* [EXTRACTO DE PÁGINA]:
'''
# Seu



## basquiat

"Riesgos *del seu *lloc de treball" - riesgos ? lugar de trabajo
Gracias de nuevo


----------



## vasoide

*DEL SEU* i think this means in Portuguese *DO SEU *, that means  *FROM IS*.

*del seu lloc de treball - from is work place*


----------



## vasoide

*Riesgos del seu lloc de treball*  means *Dangers from is work place*

im think this is correct


----------



## basquiat

Thanks vasoide,

However, in English it does not have any sense "*Dangers from is work place"*

* Espero la opinion de algun  Catalan nativo..*


----------



## kiyama

Ei
Because it's not "Dangers from is work place" but "Dangers from his work place".
"Seu" is a possesive adjective.
Ki


----------



## Vergari

Hola basquiat:



basquiat said:


> "Riesgos *del seu *lloc de treball" - riesgos ? lugar de trabajo
> Gracias de nuevo



"Riesgos de su lugar de trabajo" es la traducción al castellano. Se trata de la preposición DE+ el artículo masculino singular EL y la forma del adjetivo posesivo.

Salut


----------



## avellanainphilly

It could also be 'from your work place' (if you are using the formal way of adressing someone). Also "riesgos" is not really Catalan, should be 'riscos' (and also 'riscs', I guess)


----------



## basquiat

Gracias a todos!


----------



## panjabigator

avellanainphilly said:


> Also "riesgos" is not really Catalan, should be 'riscos' (and also 'riscs', I guess)




Em semblava una barreja de català i castellà.  Gràcies per a dir-ho.


----------
'''
(Anotaciones de recuadros de elementos)
'''
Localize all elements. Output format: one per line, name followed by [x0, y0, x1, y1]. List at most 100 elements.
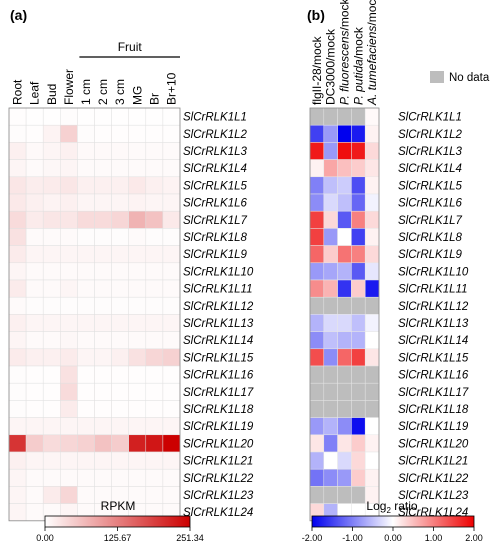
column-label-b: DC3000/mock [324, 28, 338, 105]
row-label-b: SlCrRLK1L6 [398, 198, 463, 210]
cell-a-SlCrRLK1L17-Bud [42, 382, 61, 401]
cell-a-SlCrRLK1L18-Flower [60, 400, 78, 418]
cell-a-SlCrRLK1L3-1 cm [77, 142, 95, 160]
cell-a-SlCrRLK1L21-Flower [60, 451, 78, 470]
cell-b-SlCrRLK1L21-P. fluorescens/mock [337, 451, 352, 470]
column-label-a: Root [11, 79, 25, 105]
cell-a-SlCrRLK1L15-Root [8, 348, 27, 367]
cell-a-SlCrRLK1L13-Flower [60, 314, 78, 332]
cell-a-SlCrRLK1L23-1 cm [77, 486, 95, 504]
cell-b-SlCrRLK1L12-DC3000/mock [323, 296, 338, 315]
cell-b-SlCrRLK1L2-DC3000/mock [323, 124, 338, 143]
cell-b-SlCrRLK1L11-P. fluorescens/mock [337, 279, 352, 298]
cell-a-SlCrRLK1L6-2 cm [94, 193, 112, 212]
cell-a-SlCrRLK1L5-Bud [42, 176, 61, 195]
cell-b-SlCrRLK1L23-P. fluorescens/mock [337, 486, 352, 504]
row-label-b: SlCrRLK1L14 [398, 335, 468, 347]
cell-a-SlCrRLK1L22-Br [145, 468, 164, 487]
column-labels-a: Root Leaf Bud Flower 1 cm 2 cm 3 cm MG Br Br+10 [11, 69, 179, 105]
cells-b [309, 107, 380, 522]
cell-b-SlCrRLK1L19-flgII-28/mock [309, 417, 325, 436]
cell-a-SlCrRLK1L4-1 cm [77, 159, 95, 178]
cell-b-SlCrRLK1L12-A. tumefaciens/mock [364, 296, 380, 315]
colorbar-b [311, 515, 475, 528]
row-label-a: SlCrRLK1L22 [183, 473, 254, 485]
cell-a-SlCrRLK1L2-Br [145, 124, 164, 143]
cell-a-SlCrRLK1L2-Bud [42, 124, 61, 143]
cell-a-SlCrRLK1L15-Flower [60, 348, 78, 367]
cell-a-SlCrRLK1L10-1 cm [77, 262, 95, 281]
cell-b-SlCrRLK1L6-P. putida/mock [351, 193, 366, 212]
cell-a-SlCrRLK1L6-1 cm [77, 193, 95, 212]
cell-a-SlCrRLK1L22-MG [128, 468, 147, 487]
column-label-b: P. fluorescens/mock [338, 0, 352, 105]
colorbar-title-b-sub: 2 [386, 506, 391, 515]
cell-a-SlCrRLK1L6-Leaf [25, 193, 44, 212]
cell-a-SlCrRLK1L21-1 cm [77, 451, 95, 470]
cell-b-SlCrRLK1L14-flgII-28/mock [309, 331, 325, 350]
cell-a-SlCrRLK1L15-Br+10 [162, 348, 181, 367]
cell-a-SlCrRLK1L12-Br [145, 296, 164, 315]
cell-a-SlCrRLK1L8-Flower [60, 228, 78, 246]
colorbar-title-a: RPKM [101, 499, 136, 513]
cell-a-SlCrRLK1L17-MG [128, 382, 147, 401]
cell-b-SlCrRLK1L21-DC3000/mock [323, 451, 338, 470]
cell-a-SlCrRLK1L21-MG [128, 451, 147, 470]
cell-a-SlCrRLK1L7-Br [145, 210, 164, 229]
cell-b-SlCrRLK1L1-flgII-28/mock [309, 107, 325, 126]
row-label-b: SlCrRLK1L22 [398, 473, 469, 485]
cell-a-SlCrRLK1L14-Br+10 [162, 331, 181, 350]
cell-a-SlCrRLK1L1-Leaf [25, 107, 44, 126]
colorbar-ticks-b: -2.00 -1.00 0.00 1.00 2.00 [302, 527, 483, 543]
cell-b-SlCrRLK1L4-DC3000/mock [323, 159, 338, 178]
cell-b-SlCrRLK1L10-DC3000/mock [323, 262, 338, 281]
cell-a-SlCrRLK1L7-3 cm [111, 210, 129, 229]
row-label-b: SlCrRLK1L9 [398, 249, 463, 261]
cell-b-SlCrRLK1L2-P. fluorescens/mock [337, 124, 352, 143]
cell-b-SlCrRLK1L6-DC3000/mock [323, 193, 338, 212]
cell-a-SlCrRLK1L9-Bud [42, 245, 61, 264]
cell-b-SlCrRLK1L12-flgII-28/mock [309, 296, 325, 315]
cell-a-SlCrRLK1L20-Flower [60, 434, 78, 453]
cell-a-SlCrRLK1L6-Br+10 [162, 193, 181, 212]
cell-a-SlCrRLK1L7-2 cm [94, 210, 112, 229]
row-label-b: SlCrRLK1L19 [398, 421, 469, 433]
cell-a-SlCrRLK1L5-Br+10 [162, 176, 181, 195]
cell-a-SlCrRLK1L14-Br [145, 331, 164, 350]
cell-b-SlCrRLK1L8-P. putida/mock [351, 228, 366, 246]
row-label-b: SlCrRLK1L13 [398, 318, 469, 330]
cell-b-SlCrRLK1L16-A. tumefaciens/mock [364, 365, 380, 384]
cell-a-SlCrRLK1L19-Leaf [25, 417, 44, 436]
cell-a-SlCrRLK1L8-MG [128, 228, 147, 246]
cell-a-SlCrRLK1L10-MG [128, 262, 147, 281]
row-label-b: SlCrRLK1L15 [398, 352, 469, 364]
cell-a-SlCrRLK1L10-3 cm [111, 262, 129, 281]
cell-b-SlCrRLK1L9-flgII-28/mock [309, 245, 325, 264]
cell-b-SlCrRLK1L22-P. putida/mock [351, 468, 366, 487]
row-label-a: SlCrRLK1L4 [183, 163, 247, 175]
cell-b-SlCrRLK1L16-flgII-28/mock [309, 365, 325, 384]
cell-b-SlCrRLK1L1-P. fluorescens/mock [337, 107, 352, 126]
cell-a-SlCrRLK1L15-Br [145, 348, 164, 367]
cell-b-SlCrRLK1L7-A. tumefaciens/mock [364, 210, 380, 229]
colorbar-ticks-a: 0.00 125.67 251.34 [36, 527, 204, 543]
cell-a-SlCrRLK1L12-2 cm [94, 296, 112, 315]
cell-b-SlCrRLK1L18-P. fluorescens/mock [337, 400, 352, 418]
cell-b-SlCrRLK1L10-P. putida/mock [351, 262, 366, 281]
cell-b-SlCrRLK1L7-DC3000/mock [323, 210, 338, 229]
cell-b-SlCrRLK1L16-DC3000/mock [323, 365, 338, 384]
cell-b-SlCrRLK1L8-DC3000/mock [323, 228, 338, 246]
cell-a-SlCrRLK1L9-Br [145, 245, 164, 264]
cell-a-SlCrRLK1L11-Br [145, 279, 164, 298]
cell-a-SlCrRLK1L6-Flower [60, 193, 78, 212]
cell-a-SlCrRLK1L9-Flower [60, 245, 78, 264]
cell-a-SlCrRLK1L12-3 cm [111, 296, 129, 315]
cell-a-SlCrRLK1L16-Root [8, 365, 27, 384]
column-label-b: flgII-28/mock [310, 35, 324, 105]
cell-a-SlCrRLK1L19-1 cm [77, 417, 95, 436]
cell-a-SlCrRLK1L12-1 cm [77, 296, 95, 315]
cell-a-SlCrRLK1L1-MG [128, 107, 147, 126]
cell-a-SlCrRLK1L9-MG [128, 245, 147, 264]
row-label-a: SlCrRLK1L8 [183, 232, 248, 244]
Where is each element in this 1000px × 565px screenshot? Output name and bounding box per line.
'''
'''
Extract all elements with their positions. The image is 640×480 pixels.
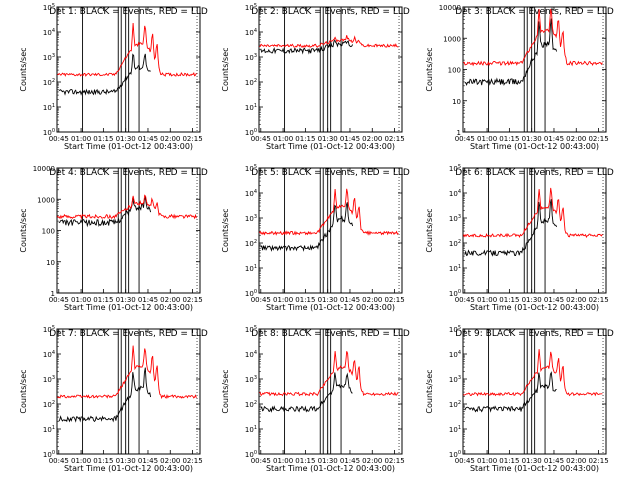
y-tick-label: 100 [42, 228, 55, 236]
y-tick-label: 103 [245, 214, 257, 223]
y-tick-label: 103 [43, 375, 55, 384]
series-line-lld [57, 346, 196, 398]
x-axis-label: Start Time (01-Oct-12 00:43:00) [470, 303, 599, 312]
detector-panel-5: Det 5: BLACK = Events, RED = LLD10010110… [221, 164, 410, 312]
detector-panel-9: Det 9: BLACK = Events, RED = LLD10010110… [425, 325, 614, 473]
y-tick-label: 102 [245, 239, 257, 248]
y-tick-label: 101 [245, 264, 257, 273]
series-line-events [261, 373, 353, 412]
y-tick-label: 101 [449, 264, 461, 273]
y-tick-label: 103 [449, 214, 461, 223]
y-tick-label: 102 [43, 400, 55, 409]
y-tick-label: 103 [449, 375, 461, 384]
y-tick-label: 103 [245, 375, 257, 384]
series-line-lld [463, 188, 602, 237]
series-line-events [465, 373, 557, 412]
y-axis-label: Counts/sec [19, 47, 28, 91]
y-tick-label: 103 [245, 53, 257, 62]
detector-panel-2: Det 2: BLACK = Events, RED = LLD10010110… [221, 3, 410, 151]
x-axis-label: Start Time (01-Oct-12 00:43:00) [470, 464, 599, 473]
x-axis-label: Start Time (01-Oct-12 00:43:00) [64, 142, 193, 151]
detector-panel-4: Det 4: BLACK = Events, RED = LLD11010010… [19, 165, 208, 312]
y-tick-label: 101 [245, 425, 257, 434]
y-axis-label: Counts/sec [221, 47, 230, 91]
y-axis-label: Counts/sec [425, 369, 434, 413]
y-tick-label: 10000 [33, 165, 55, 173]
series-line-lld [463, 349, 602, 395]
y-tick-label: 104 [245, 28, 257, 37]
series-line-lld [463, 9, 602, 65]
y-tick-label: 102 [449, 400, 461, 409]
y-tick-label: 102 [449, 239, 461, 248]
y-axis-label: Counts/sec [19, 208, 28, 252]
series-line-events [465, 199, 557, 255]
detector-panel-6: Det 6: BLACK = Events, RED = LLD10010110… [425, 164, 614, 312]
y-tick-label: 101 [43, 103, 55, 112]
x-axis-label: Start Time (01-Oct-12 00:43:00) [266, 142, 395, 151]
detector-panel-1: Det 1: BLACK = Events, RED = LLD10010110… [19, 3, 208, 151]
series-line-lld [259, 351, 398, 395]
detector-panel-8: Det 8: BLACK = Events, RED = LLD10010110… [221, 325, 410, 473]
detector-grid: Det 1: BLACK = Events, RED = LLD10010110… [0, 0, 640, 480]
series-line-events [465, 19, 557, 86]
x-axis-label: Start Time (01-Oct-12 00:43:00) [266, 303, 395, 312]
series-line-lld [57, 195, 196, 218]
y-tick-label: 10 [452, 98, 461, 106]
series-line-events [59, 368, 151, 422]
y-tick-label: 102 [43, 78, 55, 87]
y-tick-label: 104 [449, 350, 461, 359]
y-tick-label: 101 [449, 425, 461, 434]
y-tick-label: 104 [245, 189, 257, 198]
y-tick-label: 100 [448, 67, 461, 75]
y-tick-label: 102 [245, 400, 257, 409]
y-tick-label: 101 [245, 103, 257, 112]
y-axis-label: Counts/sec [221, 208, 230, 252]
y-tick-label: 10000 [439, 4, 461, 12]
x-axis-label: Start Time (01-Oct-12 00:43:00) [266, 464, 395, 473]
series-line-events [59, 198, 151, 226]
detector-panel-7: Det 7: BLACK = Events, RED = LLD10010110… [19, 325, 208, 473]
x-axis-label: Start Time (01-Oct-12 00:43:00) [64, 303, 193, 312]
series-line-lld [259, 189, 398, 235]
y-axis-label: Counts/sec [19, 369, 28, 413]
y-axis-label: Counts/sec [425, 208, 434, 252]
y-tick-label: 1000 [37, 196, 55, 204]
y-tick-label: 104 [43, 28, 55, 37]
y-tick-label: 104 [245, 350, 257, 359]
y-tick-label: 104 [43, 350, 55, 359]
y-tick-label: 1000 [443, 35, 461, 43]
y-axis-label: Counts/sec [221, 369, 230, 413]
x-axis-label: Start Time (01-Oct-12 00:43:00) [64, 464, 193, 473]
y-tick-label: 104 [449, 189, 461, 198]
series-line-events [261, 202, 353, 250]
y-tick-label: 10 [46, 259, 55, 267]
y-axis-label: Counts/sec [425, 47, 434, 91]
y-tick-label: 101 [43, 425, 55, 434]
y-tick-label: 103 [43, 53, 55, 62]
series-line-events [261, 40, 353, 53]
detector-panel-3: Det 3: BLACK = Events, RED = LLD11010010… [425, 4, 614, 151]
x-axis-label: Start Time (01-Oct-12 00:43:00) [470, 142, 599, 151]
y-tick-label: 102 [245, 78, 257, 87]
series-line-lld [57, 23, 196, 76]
'''
* [EJERCICIO PROPUESTO]: Reproduce sin cambios el fragmento del hilo sobre «seu» que empieza en las palabras «It could also» y termina tras las palabras «Gracias a todos!». Las filas provienen de otra fuente.

* [RESPUESTA DEL EJERCICIO]:
It could also be 'from your work place' (if you are using the formal way of adressing someone). Also "riesgos" is not really Catalan, should be 'riscos' (and also 'riscs', I guess)


----------



## basquiat

Gracias a todos!